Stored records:
□ □ □
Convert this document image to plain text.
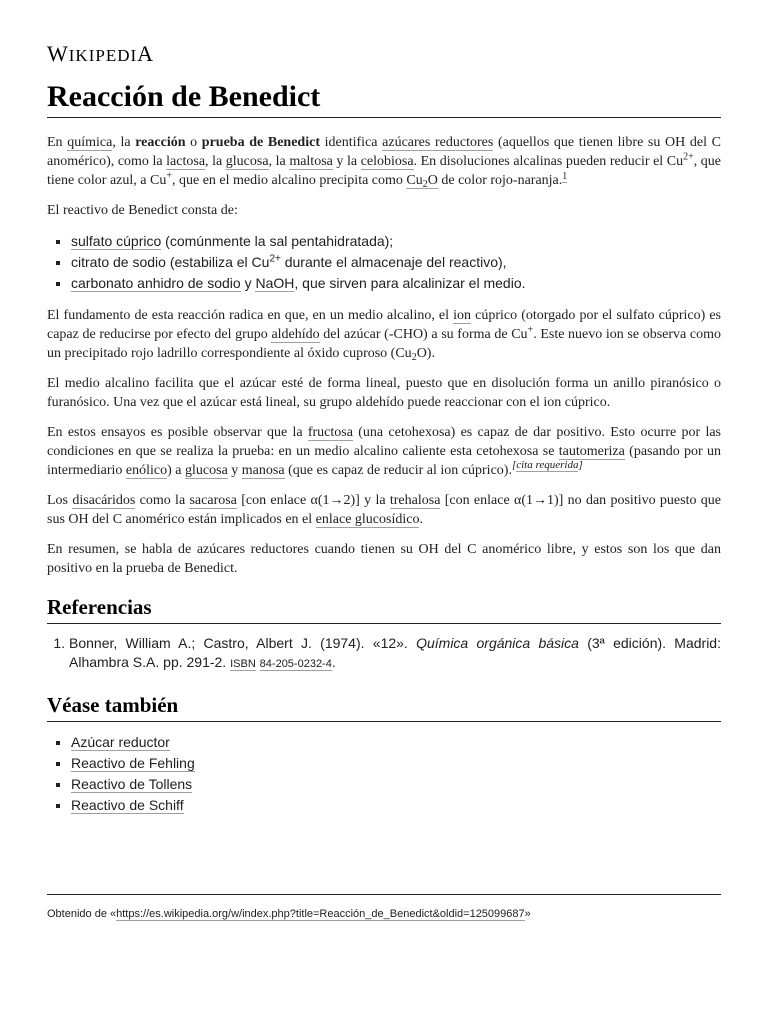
WIKIPEDIA
Reacción de Benedict

En química, la reacción o prueba de Benedict identifica azúcares reductores (aquellos que tienen libre su OH del C anomérico), como la lactosa, la glucosa, la maltosa y la celobiosa. En disoluciones alcalinas pueden reducir el $Cu^{2+}$, que tiene color azul, a Cu+, que en el medio alcalino precipita como $Cu_2O$ de color rojo-naranja.$^1$

El reactivo de Benedict consta de:

▪ sulfato cúprico (comúnmente la sal pentahidratada);
▪ citrato de sodio (estabiliza el $Cu^{2+}$ durante el almacenaje del reactivo),
▪ carbonato anhidro de sodio y NaOH, que sirven para alcalinizar el medio.

El fundamento de esta reacción radica en que, en un medio alcalino, el ion cúprico (otorgado por el sulfato cúprico) es capaz de reducirse por efecto del grupo aldehído del azúcar (-CHO) a su forma de Cu+. Este nuevo ion se observa como un precipitado rojo ladrillo correspondiente al óxido cuproso $(Cu_2O)$.

El medio alcalino facilita que el azúcar esté de forma lineal, puesto que en disolución forma un anillo piranósico o furanósico. Una vez que el azúcar está lineal, su grupo aldehído puede reaccionar con el ion cúprico.

En estos ensayos es posible observar que la fructosa (una cetohexosa) es capaz de dar positivo. Esto ocurre por las condiciones en que se realiza la prueba: en un medio alcalino caliente esta cetohexosa se tautomeriza (pasando por un intermediario enólico) a glucosa y manosa (que es capaz de reducir al ion cúprico).[cita requerida]

Los disacáridos como la sacarosa [con enlace α(1→2)] y la trehalosa [con enlace α(1→1)] no dan positivo puesto que sus OH del C anomérico están implicados en el enlace glucosídico.

En resumen, se habla de azúcares reductores cuando tienen su OH del C anomérico libre, y estos son los que dan positivo en la prueba de Benedict.

Referencias
1. Bonner, William A.; Castro, Albert J. (1974). «12». Química orgánica básica (3ª edición). Madrid: Alhambra S.A. pp. 291-2. ISBN 84-205-0232-4.
Véase también
▪ Azúcar reductor
▪ Reactivo de Fehling
▪ Reactivo de Tollens
▪ Reactivo de Schiff
Obtenido de «https://es.wikipedia.org/w/index.php?title=Reacción_de_Benedict&oldid=125099687»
□ □ □
**Prompt**
Reproduce all entries without any change, and omit the pictures.

**Answer**
Convert this document image to plain text.
WIKIPEDIA
Reacción de Benedict

En química, la reacción o prueba de Benedict identifica azúcares reductores (aquellos que tienen libre su OH del C anomérico), como la lactosa, la glucosa, la maltosa y la celobiosa. En disoluciones alcalinas pueden reducir el $Cu^{2+}$, que tiene color azul, a Cu+, que en el medio alcalino precipita como $Cu_2O$ de color rojo-naranja.$^1$

El reactivo de Benedict consta de:

▪ sulfato cúprico (comúnmente la sal pentahidratada);
▪ citrato de sodio (estabiliza el $Cu^{2+}$ durante el almacenaje del reactivo),
▪ carbonato anhidro de sodio y NaOH, que sirven para alcalinizar el medio.

El fundamento de esta reacción radica en que, en un medio alcalino, el ion cúprico (otorgado por el sulfato cúprico) es capaz de reducirse por efecto del grupo aldehído del azúcar (-CHO) a su forma de Cu+. Este nuevo ion se observa como un precipitado rojo ladrillo correspondiente al óxido cuproso $(Cu_2O)$.

El medio alcalino facilita que el azúcar esté de forma lineal, puesto que en disolución forma un anillo piranósico o furanósico. Una vez que el azúcar está lineal, su grupo aldehído puede reaccionar con el ion cúprico.

En estos ensayos es posible observar que la fructosa (una cetohexosa) es capaz de dar positivo. Esto ocurre por las condiciones en que se realiza la prueba: en un medio alcalino caliente esta cetohexosa se tautomeriza (pasando por un intermediario enólico) a glucosa y manosa (que es capaz de reducir al ion cúprico).[cita requerida]

Los disacáridos como la sacarosa [con enlace α(1→2)] y la trehalosa [con enlace α(1→1)] no dan positivo puesto que sus OH del C anomérico están implicados en el enlace glucosídico.

En resumen, se habla de azúcares reductores cuando tienen su OH del C anomérico libre, y estos son los que dan positivo en la prueba de Benedict.

Referencias
1. Bonner, William A.; Castro, Albert J. (1974). «12». Química orgánica básica (3ª edición). Madrid: Alhambra S.A. pp. 291-2. ISBN 84-205-0232-4.
Véase también
▪ Azúcar reductor
▪ Reactivo de Fehling
▪ Reactivo de Tollens
▪ Reactivo de Schiff
Obtenido de «https://es.wikipedia.org/w/index.php?title=Reacción_de_Benedict&oldid=125099687»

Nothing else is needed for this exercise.